• Records:

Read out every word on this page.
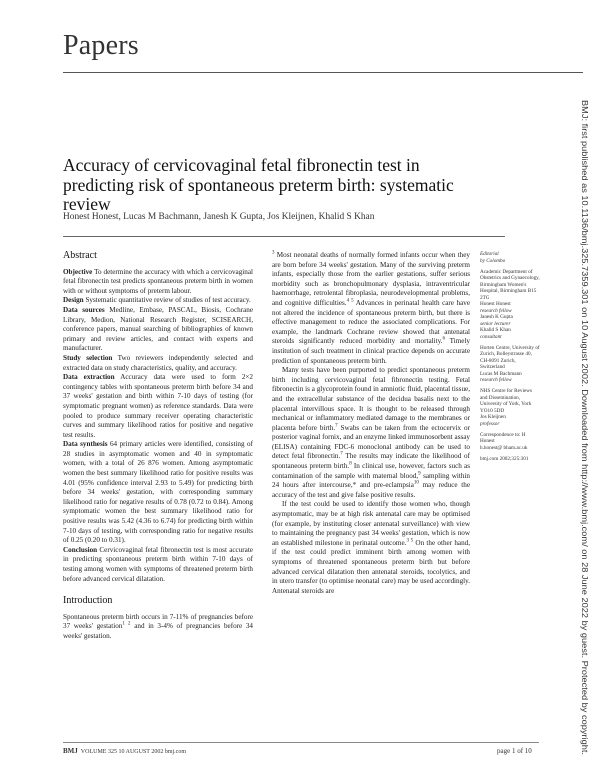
Papers
Accuracy of cervicovaginal fetal fibronectin test in predicting risk of spontaneous preterm birth: systematic review
Honest Honest, Lucas M Bachmann, Janesh K Gupta, Jos Kleijnen, Khalid S Khan
Abstract

Objective To determine the accuracy with which a cervicovaginal fetal fibronectin test predicts spontaneous preterm birth in women with or without symptoms of preterm labour.

Design Systematic quantitative review of studies of test accuracy.

Data sources Medline, Embase, PASCAL, Biosis, Cochrane Library, Medion, National Research Register, SCISEARCH, conference papers, manual searching of bibliographies of known primary and review articles, and contact with experts and manufacturer.

Study selection Two reviewers independently selected and extracted data on study characteristics, quality, and accuracy.

Data extraction Accuracy data were used to form 2×2 contingency tables with spontaneous preterm birth before 34 and 37 weeks' gestation and birth within 7-10 days of testing (for symptomatic pregnant women) as reference standards. Data were pooled to produce summary receiver operating characteristic curves and summary likelihood ratios for positive and negative test results.

Data synthesis 64 primary articles were identified, consisting of 28 studies in asymptomatic women and 40 in symptomatic women, with a total of 26 876 women. Among asymptomatic women the best summary likelihood ratio for positive results was 4.01 (95% confidence interval 2.93 to 5.49) for predicting birth before 34 weeks' gestation, with corresponding summary likelihood ratio for negative results of 0.78 (0.72 to 0.84). Among symptomatic women the best summary likelihood ratio for positive results was 5.42 (4.36 to 6.74) for predicting birth within 7-10 days of testing, with corresponding ratio for negative results of 0.25 (0.20 to 0.31).

Conclusion Cervicovaginal fetal fibronectin test is most accurate in predicting spontaneous preterm birth within 7-10 days of testing among women with symptoms of threatened preterm birth before advanced cervical dilatation.

Introduction

Spontaneous preterm birth occurs in 7-11% of pregnancies before 37 weeks' gestation$^{1 2}$ and in 3-4% of pregnancies before 34 weeks' gestation.

$^3$ Most neonatal deaths of normally formed infants occur when they are born before 34 weeks' gestation. Many of the surviving preterm infants, especially those from the earlier gestations, suffer serious morbidity such as bronchopulmonary dysplasia, intraventricular haemorrhage, retrolental fibroplasia, neurodevelopmental problems, and cognitive difficulties.$^{4 5}$ Advances in perinatal health care have not altered the incidence of spontaneous preterm birth, but there is effective management to reduce the associated complications. For example, the landmark Cochrane review showed that antenatal steroids significantly reduced morbidity and mortality.$^6$ Timely institution of such treatment in clinical practice depends on accurate prediction of spontaneous preterm birth.

Many tests have been purported to predict spontaneous preterm birth including cervicovaginal fetal fibronectin testing. Fetal fibronectin is a glycoprotein found in amniotic fluid, placental tissue, and the extracellular substance of the decidua basalis next to the placental intervillous space. It is thought to be released through mechanical or inflammatory mediated damage to the membranes or placenta before birth.$^7$ Swabs can be taken from the ectocervix or posterior vaginal fornix, and an enzyme linked immunosorbent assay (ELISA) containing FDC-6 monoclonal antibody can be used to detect fetal fibronectin.$^7$ The results may indicate the likelihood of spontaneous preterm birth.$^8$ In clinical use, however, factors such as contamination of the sample with maternal blood,$^9$ sampling within 24 hours after intercourse,* and pre-eclampsia$^{10}$ may reduce the accuracy of the test and give false positive results.

If the test could be used to identify those women who, though asymptomatic, may be at high risk antenatal care may be optimised (for example, by instituting closer antenatal surveillance) with view to maintaining the pregnancy past 34 weeks' gestation, which is now an established milestone in perinatal outcome.$^{3 5}$ On the other hand, if the test could predict imminent birth among women with symptoms of threatened spontaneous preterm birth but before advanced cervical dilatation then antenatal steroids, tocolytics, and in utero transfer (to optimise neonatal care) may be used accordingly. Antenatal steroids are

Editorial
by Colombo
Academic Department of Obstetrics and Gynaecology, Birmingham Women's Hospital, Birmingham B15 2TG
Honest Honest
research fellow
Janesh K Gupta
senior lecturer
Khalid S Khan
consultant
Horten Centre, University of Zurich, Bolleystrasse 40, CH-8091 Zurich, Switzerland
Lucas M Bachmann
research fellow
NHS Centre for Reviews and Dissemination, University of York, York YO10 5DD
Jos Kleijnen
professor
Correspondence to: H Honest
h.honest@ bham.ac.uk
bmj.com 2002;325:301
BMJ VOLUME 325 10 AUGUST 2002 bmj.com	page 1 of 10
BMJ: first published as 10.1136/bmj.325.7359.301 on 10 August 2002. Downloaded from http://www.bmj.com/ on 28 June 2022 by guest. Protected by copyright.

• About this task:
Since the pictures are not wanted, transcribe only the rest of the material above, exactly as it stands.

• Written solution:
Read out every word on this page.
Papers
Accuracy of cervicovaginal fetal fibronectin test in predicting risk of spontaneous preterm birth: systematic review
Honest Honest, Lucas M Bachmann, Janesh K Gupta, Jos Kleijnen, Khalid S Khan
Abstract

Objective To determine the accuracy with which a cervicovaginal fetal fibronectin test predicts spontaneous preterm birth in women with or without symptoms of preterm labour.

Design Systematic quantitative review of studies of test accuracy.

Data sources Medline, Embase, PASCAL, Biosis, Cochrane Library, Medion, National Research Register, SCISEARCH, conference papers, manual searching of bibliographies of known primary and review articles, and contact with experts and manufacturer.

Study selection Two reviewers independently selected and extracted data on study characteristics, quality, and accuracy.

Data extraction Accuracy data were used to form 2×2 contingency tables with spontaneous preterm birth before 34 and 37 weeks' gestation and birth within 7-10 days of testing (for symptomatic pregnant women) as reference standards. Data were pooled to produce summary receiver operating characteristic curves and summary likelihood ratios for positive and negative test results.

Data synthesis 64 primary articles were identified, consisting of 28 studies in asymptomatic women and 40 in symptomatic women, with a total of 26 876 women. Among asymptomatic women the best summary likelihood ratio for positive results was 4.01 (95% confidence interval 2.93 to 5.49) for predicting birth before 34 weeks' gestation, with corresponding summary likelihood ratio for negative results of 0.78 (0.72 to 0.84). Among symptomatic women the best summary likelihood ratio for positive results was 5.42 (4.36 to 6.74) for predicting birth within 7-10 days of testing, with corresponding ratio for negative results of 0.25 (0.20 to 0.31).

Conclusion Cervicovaginal fetal fibronectin test is most accurate in predicting spontaneous preterm birth within 7-10 days of testing among women with symptoms of threatened preterm birth before advanced cervical dilatation.

Introduction

Spontaneous preterm birth occurs in 7-11% of pregnancies before 37 weeks' gestation$^{1 2}$ and in 3-4% of pregnancies before 34 weeks' gestation.

$^3$ Most neonatal deaths of normally formed infants occur when they are born before 34 weeks' gestation. Many of the surviving preterm infants, especially those from the earlier gestations, suffer serious morbidity such as bronchopulmonary dysplasia, intraventricular haemorrhage, retrolental fibroplasia, neurodevelopmental problems, and cognitive difficulties.$^{4 5}$ Advances in perinatal health care have not altered the incidence of spontaneous preterm birth, but there is effective management to reduce the associated complications. For example, the landmark Cochrane review showed that antenatal steroids significantly reduced morbidity and mortality.$^6$ Timely institution of such treatment in clinical practice depends on accurate prediction of spontaneous preterm birth.

Many tests have been purported to predict spontaneous preterm birth including cervicovaginal fetal fibronectin testing. Fetal fibronectin is a glycoprotein found in amniotic fluid, placental tissue, and the extracellular substance of the decidua basalis next to the placental intervillous space. It is thought to be released through mechanical or inflammatory mediated damage to the membranes or placenta before birth.$^7$ Swabs can be taken from the ectocervix or posterior vaginal fornix, and an enzyme linked immunosorbent assay (ELISA) containing FDC-6 monoclonal antibody can be used to detect fetal fibronectin.$^7$ The results may indicate the likelihood of spontaneous preterm birth.$^8$ In clinical use, however, factors such as contamination of the sample with maternal blood,$^9$ sampling within 24 hours after intercourse,* and pre-eclampsia$^{10}$ may reduce the accuracy of the test and give false positive results.

If the test could be used to identify those women who, though asymptomatic, may be at high risk antenatal care may be optimised (for example, by instituting closer antenatal surveillance) with view to maintaining the pregnancy past 34 weeks' gestation, which is now an established milestone in perinatal outcome.$^{3 5}$ On the other hand, if the test could predict imminent birth among women with symptoms of threatened spontaneous preterm birth but before advanced cervical dilatation then antenatal steroids, tocolytics, and in utero transfer (to optimise neonatal care) may be used accordingly. Antenatal steroids are

Editorial
by Colombo
Academic Department of Obstetrics and Gynaecology, Birmingham Women's Hospital, Birmingham B15 2TG
Honest Honest
research fellow
Janesh K Gupta
senior lecturer
Khalid S Khan
consultant
Horten Centre, University of Zurich, Bolleystrasse 40, CH-8091 Zurich, Switzerland
Lucas M Bachmann
research fellow
NHS Centre for Reviews and Dissemination, University of York, York YO10 5DD
Jos Kleijnen
professor
Correspondence to: H Honest
h.honest@ bham.ac.uk
bmj.com 2002;325:301
BMJ VOLUME 325 10 AUGUST 2002 bmj.com	page 1 of 10
BMJ: first published as 10.1136/bmj.325.7359.301 on 10 August 2002. Downloaded from http://www.bmj.com/ on 28 June 2022 by guest. Protected by copyright.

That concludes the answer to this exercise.